| EXTRACTED MATERIAL |
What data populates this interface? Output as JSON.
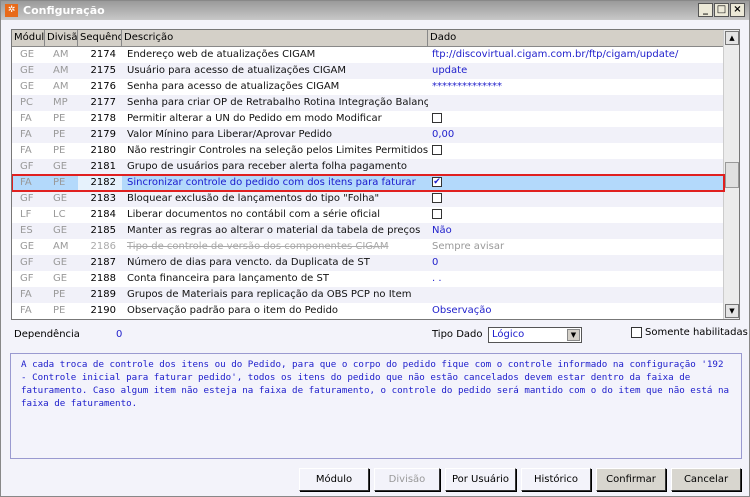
{
  "window": {
    "title": "Configuração",
    "minimize": "_",
    "maximize": "□",
    "close": "×"
  },
  "columns": [
    "Módulo",
    "Divisão",
    "Sequência",
    "Descrição",
    "Dado"
  ],
  "rows": [
    {
      "modulo": "GE",
      "divisao": "AM",
      "seq": "2174",
      "desc": "Endereço web de atualizações CIGAM",
      "dado": "ftp://discovirtual.cigam.com.br/ftp/cigam/update/"
    },
    {
      "modulo": "GE",
      "divisao": "AM",
      "seq": "2175",
      "desc": "Usuário para acesso de atualizações CIGAM",
      "dado": "update"
    },
    {
      "modulo": "GE",
      "divisao": "AM",
      "seq": "2176",
      "desc": "Senha para acesso de atualizações CIGAM",
      "dado": "**************"
    },
    {
      "modulo": "PC",
      "divisao": "MP",
      "seq": "2177",
      "desc": "Senha para criar OP de Retrabalho Rotina Integração Balança",
      "dado": ""
    },
    {
      "modulo": "FA",
      "divisao": "PE",
      "seq": "2178",
      "desc": "Permitir alterar a UN do Pedido em modo Modificar",
      "checkbox": false
    },
    {
      "modulo": "FA",
      "divisao": "PE",
      "seq": "2179",
      "desc": "Valor Mínino para Liberar/Aprovar Pedido",
      "dado": "0,00"
    },
    {
      "modulo": "FA",
      "divisao": "PE",
      "seq": "2180",
      "desc": "Não restringir Controles na seleção pelos Limites Permitidos",
      "checkbox": false
    },
    {
      "modulo": "GF",
      "divisao": "GE",
      "seq": "2181",
      "desc": "Grupo de usuários para receber alerta folha pagamento",
      "dado": ""
    },
    {
      "modulo": "FA",
      "divisao": "PE",
      "seq": "2182",
      "desc": "Sincronizar controle do pedido com dos itens para faturar",
      "checkbox": true,
      "selected": true
    },
    {
      "modulo": "GF",
      "divisao": "GE",
      "seq": "2183",
      "desc": "Bloquear exclusão de lançamentos do tipo \"Folha\"",
      "checkbox": false
    },
    {
      "modulo": "LF",
      "divisao": "LC",
      "seq": "2184",
      "desc": "Liberar documentos no contábil com a série oficial",
      "checkbox": false
    },
    {
      "modulo": "ES",
      "divisao": "GE",
      "seq": "2185",
      "desc": "Manter as regras ao alterar o material da tabela de preços",
      "dado": "Não"
    },
    {
      "modulo": "GE",
      "divisao": "AM",
      "seq": "2186",
      "desc": "Tipo de controle de versão dos componentes CIGAM",
      "dado": "Sempre avisar",
      "disabled": true
    },
    {
      "modulo": "GF",
      "divisao": "GE",
      "seq": "2187",
      "desc": "Número de dias para vencto. da Duplicata de ST",
      "dado": "0"
    },
    {
      "modulo": "GF",
      "divisao": "GE",
      "seq": "2188",
      "desc": "Conta financeira para lançamento de ST",
      "dado": " . ."
    },
    {
      "modulo": "FA",
      "divisao": "PE",
      "seq": "2189",
      "desc": "Grupos de Materiais para replicação da OBS PCP no Item",
      "dado": ""
    },
    {
      "modulo": "FA",
      "divisao": "PE",
      "seq": "2190",
      "desc": "Observação padrão para o item do Pedido",
      "dado": "Observação"
    }
  ],
  "dependencia": {
    "label": "Dependência",
    "value": "0"
  },
  "tipo_dado": {
    "label": "Tipo Dado",
    "value": "Lógico"
  },
  "somente_habilitadas": {
    "label": "Somente habilitadas",
    "checked": false
  },
  "description": "A cada troca de controle dos itens ou do Pedido, para que o corpo do pedido fique com o controle informado na configuração '192 - Controle inicial para faturar pedido', todos os itens do pedido que não estão cancelados devem estar dentro da faixa de faturamento. Caso algum item não esteja na faixa de faturamento, o controle do pedido será mantido com o do item que não está na faixa de faturamento.",
  "buttons": {
    "modulo": "Módulo",
    "divisao": "Divisão",
    "por_usuario": "Por Usuário",
    "historico": "Histórico",
    "confirmar": "Confirmar",
    "cancelar": "Cancelar"
  }
}
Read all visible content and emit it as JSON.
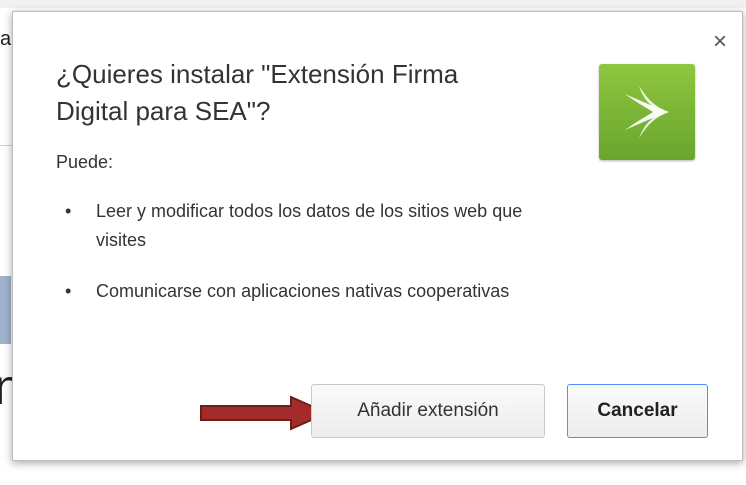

| WRITTEN TASK |
Every entry above should be duplicated exactly. Do not include the images.

| FULL SOLUTION |
What data populates this interface? Output as JSON.
{
  "window": {
    "title": "Configuração",
    "minimize": "_",
    "maximize": "□",
    "close": "×"
  },
  "columns": [
    "Módulo",
    "Divisão",
    "Sequência",
    "Descrição",
    "Dado"
  ],
  "rows": [
    {
      "modulo": "GE",
      "divisao": "AM",
      "seq": "2174",
      "desc": "Endereço web de atualizações CIGAM",
      "dado": "ftp://discovirtual.cigam.com.br/ftp/cigam/update/"
    },
    {
      "modulo": "GE",
      "divisao": "AM",
      "seq": "2175",
      "desc": "Usuário para acesso de atualizações CIGAM",
      "dado": "update"
    },
    {
      "modulo": "GE",
      "divisao": "AM",
      "seq": "2176",
      "desc": "Senha para acesso de atualizações CIGAM",
      "dado": "**************"
    },
    {
      "modulo": "PC",
      "divisao": "MP",
      "seq": "2177",
      "desc": "Senha para criar OP de Retrabalho Rotina Integração Balança",
      "dado": ""
    },
    {
      "modulo": "FA",
      "divisao": "PE",
      "seq": "2178",
      "desc": "Permitir alterar a UN do Pedido em modo Modificar",
      "checkbox": false
    },
    {
      "modulo": "FA",
      "divisao": "PE",
      "seq": "2179",
      "desc": "Valor Mínino para Liberar/Aprovar Pedido",
      "dado": "0,00"
    },
    {
      "modulo": "FA",
      "divisao": "PE",
      "seq": "2180",
      "desc": "Não restringir Controles na seleção pelos Limites Permitidos",
      "checkbox": false
    },
    {
      "modulo": "GF",
      "divisao": "GE",
      "seq": "2181",
      "desc": "Grupo de usuários para receber alerta folha pagamento",
      "dado": ""
    },
    {
      "modulo": "FA",
      "divisao": "PE",
      "seq": "2182",
      "desc": "Sincronizar controle do pedido com dos itens para faturar",
      "checkbox": true,
      "selected": true
    },
    {
      "modulo": "GF",
      "divisao": "GE",
      "seq": "2183",
      "desc": "Bloquear exclusão de lançamentos do tipo \"Folha\"",
      "checkbox": false
    },
    {
      "modulo": "LF",
      "divisao": "LC",
      "seq": "2184",
      "desc": "Liberar documentos no contábil com a série oficial",
      "checkbox": false
    },
    {
      "modulo": "ES",
      "divisao": "GE",
      "seq": "2185",
      "desc": "Manter as regras ao alterar o material da tabela de preços",
      "dado": "Não"
    },
    {
      "modulo": "GE",
      "divisao": "AM",
      "seq": "2186",
      "desc": "Tipo de controle de versão dos componentes CIGAM",
      "dado": "Sempre avisar",
      "disabled": true
    },
    {
      "modulo": "GF",
      "divisao": "GE",
      "seq": "2187",
      "desc": "Número de dias para vencto. da Duplicata de ST",
      "dado": "0"
    },
    {
      "modulo": "GF",
      "divisao": "GE",
      "seq": "2188",
      "desc": "Conta financeira para lançamento de ST",
      "dado": " . ."
    },
    {
      "modulo": "FA",
      "divisao": "PE",
      "seq": "2189",
      "desc": "Grupos de Materiais para replicação da OBS PCP no Item",
      "dado": ""
    },
    {
      "modulo": "FA",
      "divisao": "PE",
      "seq": "2190",
      "desc": "Observação padrão para o item do Pedido",
      "dado": "Observação"
    }
  ],
  "dependencia": {
    "label": "Dependência",
    "value": "0"
  },
  "tipo_dado": {
    "label": "Tipo Dado",
    "value": "Lógico"
  },
  "somente_habilitadas": {
    "label": "Somente habilitadas",
    "checked": false
  },
  "description": "A cada troca de controle dos itens ou do Pedido, para que o corpo do pedido fique com o controle informado na configuração '192 - Controle inicial para faturar pedido', todos os itens do pedido que não estão cancelados devem estar dentro da faixa de faturamento. Caso algum item não esteja na faixa de faturamento, o controle do pedido será mantido com o do item que não está na faixa de faturamento.",
  "buttons": {
    "modulo": "Módulo",
    "divisao": "Divisão",
    "por_usuario": "Por Usuário",
    "historico": "Histórico",
    "confirmar": "Confirmar",
    "cancelar": "Cancelar"
  }
}
Read all visible content and emit it as JSON.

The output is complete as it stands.